-- begin RECORDS SHOWN --

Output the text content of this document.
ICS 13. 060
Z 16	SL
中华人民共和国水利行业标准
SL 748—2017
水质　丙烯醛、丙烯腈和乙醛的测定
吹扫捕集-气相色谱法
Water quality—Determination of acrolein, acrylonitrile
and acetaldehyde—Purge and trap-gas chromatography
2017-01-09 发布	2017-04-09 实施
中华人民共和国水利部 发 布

-- end RECORDS SHOWN --

[AIM]: Extract all of the data above and output it character for character.

[TASK SOLUTION]:
Output the text content of this document.
ICS 13. 060
Z 16	SL
中华人民共和国水利行业标准
SL 748—2017
水质　丙烯醛、丙烯腈和乙醛的测定
吹扫捕集-气相色谱法
Water quality—Determination of acrolein, acrylonitrile
and acetaldehyde—Purge and trap-gas chromatography
2017-01-09 发布	2017-04-09 实施
中华人民共和国水利部 发 布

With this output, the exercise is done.